======== EXERCISE MATERIAL ========

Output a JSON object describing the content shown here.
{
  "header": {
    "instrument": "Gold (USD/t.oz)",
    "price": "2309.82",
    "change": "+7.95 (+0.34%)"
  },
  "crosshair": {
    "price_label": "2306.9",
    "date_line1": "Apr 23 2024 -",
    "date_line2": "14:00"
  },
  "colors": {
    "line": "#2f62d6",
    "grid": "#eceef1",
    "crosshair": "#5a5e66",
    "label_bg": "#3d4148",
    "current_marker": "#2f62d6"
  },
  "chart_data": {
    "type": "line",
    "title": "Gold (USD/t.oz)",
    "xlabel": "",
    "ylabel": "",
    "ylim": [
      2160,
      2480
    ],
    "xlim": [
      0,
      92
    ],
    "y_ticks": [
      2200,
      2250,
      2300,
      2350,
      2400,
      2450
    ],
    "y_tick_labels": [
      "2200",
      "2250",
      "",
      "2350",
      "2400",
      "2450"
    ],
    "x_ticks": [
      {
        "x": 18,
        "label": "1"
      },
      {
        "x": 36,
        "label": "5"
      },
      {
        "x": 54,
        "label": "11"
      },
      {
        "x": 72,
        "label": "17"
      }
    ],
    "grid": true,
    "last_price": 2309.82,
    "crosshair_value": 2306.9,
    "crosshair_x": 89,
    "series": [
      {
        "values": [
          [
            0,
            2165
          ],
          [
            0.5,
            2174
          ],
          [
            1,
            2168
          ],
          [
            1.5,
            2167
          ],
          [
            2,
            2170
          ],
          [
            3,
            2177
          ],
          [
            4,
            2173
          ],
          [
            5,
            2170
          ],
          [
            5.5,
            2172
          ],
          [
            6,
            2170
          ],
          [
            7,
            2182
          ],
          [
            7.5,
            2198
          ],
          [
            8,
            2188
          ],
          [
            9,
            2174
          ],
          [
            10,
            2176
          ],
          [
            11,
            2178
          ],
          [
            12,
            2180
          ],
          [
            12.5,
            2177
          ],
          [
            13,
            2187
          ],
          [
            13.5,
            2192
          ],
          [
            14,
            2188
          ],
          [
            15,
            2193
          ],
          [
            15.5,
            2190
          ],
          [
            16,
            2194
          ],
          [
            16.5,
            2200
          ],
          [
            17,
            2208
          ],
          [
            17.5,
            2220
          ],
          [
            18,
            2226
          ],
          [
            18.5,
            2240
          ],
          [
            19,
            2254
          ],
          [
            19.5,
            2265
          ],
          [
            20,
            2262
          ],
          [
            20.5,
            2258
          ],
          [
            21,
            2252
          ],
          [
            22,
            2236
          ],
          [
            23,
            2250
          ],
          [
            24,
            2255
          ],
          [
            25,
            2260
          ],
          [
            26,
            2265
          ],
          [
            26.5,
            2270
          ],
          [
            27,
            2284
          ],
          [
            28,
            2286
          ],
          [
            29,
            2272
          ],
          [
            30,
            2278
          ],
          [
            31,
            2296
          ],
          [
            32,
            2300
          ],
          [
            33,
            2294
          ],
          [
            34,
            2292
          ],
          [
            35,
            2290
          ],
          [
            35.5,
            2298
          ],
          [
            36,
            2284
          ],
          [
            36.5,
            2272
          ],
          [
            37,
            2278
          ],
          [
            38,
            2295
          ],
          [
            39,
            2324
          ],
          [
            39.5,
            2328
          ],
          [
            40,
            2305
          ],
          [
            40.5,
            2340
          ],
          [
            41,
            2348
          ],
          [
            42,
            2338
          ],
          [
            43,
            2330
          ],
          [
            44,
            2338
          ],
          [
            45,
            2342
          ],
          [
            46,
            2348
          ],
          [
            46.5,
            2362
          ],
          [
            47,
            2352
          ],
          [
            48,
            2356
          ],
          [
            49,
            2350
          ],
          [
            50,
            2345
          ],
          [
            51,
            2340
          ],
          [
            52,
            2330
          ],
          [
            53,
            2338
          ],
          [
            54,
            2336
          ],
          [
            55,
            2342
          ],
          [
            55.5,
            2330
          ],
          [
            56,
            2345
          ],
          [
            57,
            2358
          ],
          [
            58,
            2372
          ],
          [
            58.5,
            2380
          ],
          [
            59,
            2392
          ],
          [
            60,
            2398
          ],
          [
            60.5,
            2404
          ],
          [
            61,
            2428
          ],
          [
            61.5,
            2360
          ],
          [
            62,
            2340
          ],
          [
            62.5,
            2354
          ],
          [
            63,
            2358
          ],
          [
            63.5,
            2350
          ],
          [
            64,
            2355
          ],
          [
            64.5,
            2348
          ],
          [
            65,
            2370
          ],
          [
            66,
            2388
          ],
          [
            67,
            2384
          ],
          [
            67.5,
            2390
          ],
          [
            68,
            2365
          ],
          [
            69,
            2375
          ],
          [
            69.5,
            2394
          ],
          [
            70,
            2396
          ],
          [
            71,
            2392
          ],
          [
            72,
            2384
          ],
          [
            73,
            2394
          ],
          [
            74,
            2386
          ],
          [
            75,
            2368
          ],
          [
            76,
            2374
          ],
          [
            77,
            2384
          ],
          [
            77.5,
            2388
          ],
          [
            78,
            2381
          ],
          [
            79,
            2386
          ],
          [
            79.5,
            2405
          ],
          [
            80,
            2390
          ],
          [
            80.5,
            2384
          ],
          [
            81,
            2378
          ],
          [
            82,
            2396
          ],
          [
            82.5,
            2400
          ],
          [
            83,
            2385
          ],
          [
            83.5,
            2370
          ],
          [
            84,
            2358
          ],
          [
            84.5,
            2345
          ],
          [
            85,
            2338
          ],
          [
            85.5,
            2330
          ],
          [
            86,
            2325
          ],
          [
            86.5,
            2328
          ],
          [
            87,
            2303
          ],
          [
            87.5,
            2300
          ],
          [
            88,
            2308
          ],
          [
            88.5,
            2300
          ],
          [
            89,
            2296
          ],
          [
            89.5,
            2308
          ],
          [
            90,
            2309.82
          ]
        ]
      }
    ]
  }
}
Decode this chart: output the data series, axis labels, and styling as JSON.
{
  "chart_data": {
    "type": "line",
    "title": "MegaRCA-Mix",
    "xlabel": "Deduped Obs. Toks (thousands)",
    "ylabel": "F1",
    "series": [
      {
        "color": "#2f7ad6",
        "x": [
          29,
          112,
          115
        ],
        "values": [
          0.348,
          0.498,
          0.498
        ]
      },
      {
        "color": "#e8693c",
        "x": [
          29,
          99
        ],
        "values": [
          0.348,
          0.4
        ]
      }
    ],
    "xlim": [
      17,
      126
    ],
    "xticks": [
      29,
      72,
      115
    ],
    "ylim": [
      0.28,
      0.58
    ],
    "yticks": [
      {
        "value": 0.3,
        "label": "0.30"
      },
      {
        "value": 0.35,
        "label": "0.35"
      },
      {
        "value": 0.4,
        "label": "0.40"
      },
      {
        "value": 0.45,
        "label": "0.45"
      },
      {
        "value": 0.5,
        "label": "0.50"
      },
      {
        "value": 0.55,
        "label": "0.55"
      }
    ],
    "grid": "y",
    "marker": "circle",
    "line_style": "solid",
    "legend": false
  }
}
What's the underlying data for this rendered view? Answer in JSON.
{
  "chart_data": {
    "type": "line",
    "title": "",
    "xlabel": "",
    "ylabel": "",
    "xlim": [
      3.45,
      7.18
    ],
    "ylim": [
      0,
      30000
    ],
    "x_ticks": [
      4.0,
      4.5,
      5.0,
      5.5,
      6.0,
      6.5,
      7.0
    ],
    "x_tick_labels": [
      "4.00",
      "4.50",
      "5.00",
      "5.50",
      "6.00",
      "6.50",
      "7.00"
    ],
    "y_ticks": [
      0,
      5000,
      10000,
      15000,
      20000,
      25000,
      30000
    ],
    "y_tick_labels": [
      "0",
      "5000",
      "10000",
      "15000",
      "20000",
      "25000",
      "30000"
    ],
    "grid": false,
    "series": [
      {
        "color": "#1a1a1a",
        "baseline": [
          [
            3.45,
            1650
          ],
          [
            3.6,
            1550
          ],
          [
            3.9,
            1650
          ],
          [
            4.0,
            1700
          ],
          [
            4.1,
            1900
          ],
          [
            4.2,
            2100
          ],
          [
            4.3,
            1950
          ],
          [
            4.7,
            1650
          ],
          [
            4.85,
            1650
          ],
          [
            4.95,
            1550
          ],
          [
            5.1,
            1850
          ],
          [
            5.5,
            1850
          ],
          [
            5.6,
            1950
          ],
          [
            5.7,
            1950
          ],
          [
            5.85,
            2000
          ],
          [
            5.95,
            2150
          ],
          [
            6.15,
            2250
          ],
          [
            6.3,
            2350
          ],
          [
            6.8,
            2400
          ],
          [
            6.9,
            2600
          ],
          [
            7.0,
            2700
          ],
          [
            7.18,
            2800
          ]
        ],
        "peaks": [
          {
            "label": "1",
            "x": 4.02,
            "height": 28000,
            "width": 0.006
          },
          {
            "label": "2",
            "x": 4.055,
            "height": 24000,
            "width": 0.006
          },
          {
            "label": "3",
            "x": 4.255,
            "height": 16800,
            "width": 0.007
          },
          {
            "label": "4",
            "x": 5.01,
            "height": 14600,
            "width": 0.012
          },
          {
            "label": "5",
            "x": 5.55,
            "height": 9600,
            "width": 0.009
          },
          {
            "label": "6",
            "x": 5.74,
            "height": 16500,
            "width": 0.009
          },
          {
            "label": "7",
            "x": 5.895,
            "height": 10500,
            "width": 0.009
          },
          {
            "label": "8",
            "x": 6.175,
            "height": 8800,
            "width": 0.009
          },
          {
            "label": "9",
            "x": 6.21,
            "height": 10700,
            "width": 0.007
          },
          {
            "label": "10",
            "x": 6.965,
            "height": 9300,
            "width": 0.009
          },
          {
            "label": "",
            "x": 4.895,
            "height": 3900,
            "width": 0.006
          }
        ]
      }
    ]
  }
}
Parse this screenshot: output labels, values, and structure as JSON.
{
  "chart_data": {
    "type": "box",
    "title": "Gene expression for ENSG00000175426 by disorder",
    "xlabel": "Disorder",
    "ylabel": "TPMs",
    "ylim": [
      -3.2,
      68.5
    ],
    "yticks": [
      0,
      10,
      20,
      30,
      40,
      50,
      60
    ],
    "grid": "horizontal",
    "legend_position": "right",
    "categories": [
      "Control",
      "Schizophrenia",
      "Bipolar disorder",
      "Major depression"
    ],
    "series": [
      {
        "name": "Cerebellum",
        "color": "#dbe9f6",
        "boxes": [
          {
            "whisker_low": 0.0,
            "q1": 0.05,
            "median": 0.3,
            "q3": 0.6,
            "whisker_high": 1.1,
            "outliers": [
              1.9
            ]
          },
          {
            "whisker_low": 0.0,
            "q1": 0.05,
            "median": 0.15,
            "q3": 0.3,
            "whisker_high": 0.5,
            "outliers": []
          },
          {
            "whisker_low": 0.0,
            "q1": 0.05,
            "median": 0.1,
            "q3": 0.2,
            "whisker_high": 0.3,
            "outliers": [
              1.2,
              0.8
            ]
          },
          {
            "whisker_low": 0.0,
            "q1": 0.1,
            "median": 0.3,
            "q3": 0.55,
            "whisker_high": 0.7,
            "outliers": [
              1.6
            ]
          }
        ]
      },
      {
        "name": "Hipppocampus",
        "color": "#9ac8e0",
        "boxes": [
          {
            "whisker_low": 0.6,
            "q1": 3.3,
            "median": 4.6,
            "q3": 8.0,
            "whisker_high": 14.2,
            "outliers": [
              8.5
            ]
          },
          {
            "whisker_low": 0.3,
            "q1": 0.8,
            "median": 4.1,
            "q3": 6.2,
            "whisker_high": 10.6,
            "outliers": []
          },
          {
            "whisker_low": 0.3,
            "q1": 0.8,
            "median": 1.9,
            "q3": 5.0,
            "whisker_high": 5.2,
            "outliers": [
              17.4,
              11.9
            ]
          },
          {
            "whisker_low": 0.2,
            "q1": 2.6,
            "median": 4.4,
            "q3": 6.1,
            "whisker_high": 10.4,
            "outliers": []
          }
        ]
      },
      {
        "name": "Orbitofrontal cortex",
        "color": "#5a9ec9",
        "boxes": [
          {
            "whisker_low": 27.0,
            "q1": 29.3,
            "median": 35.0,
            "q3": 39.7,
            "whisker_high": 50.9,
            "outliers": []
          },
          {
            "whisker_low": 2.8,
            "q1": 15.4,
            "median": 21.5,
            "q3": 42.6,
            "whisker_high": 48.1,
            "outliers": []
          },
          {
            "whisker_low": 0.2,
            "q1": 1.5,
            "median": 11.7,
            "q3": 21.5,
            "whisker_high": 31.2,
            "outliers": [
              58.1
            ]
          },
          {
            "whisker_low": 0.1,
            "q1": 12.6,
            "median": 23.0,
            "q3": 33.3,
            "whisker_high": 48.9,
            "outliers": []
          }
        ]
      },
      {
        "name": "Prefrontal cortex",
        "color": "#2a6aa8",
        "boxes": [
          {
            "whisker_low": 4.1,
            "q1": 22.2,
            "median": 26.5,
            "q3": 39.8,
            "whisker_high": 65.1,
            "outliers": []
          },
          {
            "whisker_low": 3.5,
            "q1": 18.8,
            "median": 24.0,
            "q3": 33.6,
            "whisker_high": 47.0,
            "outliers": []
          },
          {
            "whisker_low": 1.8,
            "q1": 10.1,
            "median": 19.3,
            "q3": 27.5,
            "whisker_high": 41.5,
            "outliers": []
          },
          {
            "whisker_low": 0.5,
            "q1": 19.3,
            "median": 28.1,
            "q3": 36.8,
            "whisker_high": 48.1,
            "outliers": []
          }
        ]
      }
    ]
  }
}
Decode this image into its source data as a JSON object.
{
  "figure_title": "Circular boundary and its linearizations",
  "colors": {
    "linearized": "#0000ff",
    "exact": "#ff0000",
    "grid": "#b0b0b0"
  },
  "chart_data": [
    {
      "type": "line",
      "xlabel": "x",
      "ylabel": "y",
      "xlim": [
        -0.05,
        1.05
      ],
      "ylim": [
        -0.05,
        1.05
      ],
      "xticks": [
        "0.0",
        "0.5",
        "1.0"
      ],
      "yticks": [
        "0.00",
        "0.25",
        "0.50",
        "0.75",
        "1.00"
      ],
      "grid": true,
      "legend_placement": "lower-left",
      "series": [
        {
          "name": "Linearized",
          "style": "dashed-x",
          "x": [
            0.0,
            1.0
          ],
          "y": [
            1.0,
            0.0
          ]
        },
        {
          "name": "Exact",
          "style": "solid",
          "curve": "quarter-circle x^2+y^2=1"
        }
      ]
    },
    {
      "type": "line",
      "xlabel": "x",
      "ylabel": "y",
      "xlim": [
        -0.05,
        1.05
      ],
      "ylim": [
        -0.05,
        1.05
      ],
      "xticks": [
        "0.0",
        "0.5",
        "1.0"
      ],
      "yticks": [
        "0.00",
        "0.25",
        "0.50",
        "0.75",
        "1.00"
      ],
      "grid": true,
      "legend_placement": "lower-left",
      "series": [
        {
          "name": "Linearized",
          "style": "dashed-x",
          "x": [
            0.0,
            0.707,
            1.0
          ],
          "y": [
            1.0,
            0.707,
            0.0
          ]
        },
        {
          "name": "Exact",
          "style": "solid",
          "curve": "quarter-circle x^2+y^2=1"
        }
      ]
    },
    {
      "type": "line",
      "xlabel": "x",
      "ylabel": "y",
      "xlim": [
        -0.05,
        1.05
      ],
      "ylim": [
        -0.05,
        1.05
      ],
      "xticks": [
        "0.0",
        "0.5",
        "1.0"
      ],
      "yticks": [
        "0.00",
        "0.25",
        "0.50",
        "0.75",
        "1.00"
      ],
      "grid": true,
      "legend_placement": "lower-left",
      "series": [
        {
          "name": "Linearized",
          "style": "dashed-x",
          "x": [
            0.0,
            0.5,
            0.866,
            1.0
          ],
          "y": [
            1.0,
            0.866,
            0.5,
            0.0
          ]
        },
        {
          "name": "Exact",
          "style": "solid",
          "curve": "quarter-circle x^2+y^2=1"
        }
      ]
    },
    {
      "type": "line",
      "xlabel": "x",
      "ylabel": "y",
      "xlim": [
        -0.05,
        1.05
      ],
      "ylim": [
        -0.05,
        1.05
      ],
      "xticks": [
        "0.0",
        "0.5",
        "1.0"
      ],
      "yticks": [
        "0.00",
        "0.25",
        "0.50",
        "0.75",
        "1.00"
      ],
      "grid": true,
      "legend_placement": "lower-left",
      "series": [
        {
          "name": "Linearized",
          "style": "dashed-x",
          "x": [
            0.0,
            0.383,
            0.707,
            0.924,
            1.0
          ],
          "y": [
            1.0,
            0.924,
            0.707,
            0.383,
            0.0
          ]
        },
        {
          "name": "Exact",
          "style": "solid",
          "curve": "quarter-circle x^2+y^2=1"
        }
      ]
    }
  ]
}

========

WHAT THE TASK ASKS
Only the number is wanted: how many lines in the entries above contain the word "height"?

FINAL ANSWER
11